▶ _Data supplied_
## BEGIN

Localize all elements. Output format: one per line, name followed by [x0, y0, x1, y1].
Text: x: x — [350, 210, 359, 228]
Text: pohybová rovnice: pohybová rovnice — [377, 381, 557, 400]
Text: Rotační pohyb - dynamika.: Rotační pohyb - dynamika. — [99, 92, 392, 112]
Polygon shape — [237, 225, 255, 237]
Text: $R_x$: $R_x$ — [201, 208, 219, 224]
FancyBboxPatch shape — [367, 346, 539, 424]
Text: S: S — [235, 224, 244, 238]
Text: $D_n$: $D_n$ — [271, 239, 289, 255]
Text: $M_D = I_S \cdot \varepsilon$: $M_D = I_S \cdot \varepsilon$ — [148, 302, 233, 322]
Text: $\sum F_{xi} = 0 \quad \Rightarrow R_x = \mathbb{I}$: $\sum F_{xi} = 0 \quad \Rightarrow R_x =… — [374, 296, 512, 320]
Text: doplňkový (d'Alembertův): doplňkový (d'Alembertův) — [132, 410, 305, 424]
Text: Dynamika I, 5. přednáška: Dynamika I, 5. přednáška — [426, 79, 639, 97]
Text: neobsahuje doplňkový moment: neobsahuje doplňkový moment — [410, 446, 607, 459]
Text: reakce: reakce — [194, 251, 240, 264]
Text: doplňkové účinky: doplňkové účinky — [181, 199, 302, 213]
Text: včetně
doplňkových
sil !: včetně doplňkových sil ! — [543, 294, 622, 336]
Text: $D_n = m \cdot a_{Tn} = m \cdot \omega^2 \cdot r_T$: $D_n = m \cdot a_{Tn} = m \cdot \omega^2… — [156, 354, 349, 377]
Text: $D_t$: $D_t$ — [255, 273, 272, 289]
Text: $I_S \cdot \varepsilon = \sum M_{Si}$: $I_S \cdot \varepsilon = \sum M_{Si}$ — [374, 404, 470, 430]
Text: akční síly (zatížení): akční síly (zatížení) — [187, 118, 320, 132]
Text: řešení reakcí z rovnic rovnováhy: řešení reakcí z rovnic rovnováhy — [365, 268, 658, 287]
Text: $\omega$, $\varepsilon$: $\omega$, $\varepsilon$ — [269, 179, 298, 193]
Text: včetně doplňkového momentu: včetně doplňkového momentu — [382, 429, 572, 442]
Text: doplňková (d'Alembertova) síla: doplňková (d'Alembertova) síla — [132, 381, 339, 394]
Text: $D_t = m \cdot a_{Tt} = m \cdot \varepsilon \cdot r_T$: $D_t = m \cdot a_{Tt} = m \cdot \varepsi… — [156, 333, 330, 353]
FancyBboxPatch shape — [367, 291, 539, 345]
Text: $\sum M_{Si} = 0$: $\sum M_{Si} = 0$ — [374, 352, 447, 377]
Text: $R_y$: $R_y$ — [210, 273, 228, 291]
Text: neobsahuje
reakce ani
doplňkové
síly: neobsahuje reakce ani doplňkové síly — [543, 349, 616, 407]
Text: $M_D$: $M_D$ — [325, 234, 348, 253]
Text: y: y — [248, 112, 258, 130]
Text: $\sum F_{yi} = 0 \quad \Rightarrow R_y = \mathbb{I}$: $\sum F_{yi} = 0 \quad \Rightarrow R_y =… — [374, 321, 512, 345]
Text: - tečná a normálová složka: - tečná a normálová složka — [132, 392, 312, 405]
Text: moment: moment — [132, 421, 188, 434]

## END

▶ _What is needed_
Copy the records above line for line, changing nothing.

▶ _Written solution_
Localize all elements. Output format: one per line, name followed by [x0, y0, x1, y1].
Text: x: x — [350, 210, 359, 228]
Text: pohybová rovnice: pohybová rovnice — [377, 381, 557, 400]
Text: Rotační pohyb - dynamika.: Rotační pohyb - dynamika. — [99, 92, 392, 112]
Polygon shape — [237, 225, 255, 237]
Text: $R_x$: $R_x$ — [201, 208, 219, 224]
FancyBboxPatch shape — [367, 346, 539, 424]
Text: S: S — [235, 224, 244, 238]
Text: $D_n$: $D_n$ — [271, 239, 289, 255]
Text: $M_D = I_S \cdot \varepsilon$: $M_D = I_S \cdot \varepsilon$ — [148, 302, 233, 322]
Text: $\sum F_{xi} = 0 \quad \Rightarrow R_x = \mathbb{I}$: $\sum F_{xi} = 0 \quad \Rightarrow R_x =… — [374, 296, 512, 320]
Text: doplňkový (d'Alembertův): doplňkový (d'Alembertův) — [132, 410, 305, 424]
Text: Dynamika I, 5. přednáška: Dynamika I, 5. přednáška — [426, 79, 639, 97]
Text: neobsahuje doplňkový moment: neobsahuje doplňkový moment — [410, 446, 607, 459]
Text: reakce: reakce — [194, 251, 240, 264]
Text: doplňkové účinky: doplňkové účinky — [181, 199, 302, 213]
Text: včetně
doplňkových
sil !: včetně doplňkových sil ! — [543, 294, 622, 336]
Text: $D_n = m \cdot a_{Tn} = m \cdot \omega^2 \cdot r_T$: $D_n = m \cdot a_{Tn} = m \cdot \omega^2… — [156, 354, 349, 377]
Text: $D_t$: $D_t$ — [255, 273, 272, 289]
Text: $I_S \cdot \varepsilon = \sum M_{Si}$: $I_S \cdot \varepsilon = \sum M_{Si}$ — [374, 404, 470, 430]
Text: akční síly (zatížení): akční síly (zatížení) — [187, 118, 320, 132]
Text: řešení reakcí z rovnic rovnováhy: řešení reakcí z rovnic rovnováhy — [365, 268, 658, 287]
Text: $\omega$, $\varepsilon$: $\omega$, $\varepsilon$ — [269, 179, 298, 193]
Text: včetně doplňkového momentu: včetně doplňkového momentu — [382, 429, 572, 442]
Text: doplňková (d'Alembertova) síla: doplňková (d'Alembertova) síla — [132, 381, 339, 394]
Text: $D_t = m \cdot a_{Tt} = m \cdot \varepsilon \cdot r_T$: $D_t = m \cdot a_{Tt} = m \cdot \varepsi… — [156, 333, 330, 353]
FancyBboxPatch shape — [367, 291, 539, 345]
Text: $\sum M_{Si} = 0$: $\sum M_{Si} = 0$ — [374, 352, 447, 377]
Text: $R_y$: $R_y$ — [210, 273, 228, 291]
Text: neobsahuje
reakce ani
doplňkové
síly: neobsahuje reakce ani doplňkové síly — [543, 349, 616, 407]
Text: $M_D$: $M_D$ — [325, 234, 348, 253]
Text: y: y — [248, 112, 258, 130]
Text: $\sum F_{yi} = 0 \quad \Rightarrow R_y = \mathbb{I}$: $\sum F_{yi} = 0 \quad \Rightarrow R_y =… — [374, 321, 512, 345]
Text: - tečná a normálová složka: - tečná a normálová složka — [132, 392, 312, 405]
Text: moment: moment — [132, 421, 188, 434]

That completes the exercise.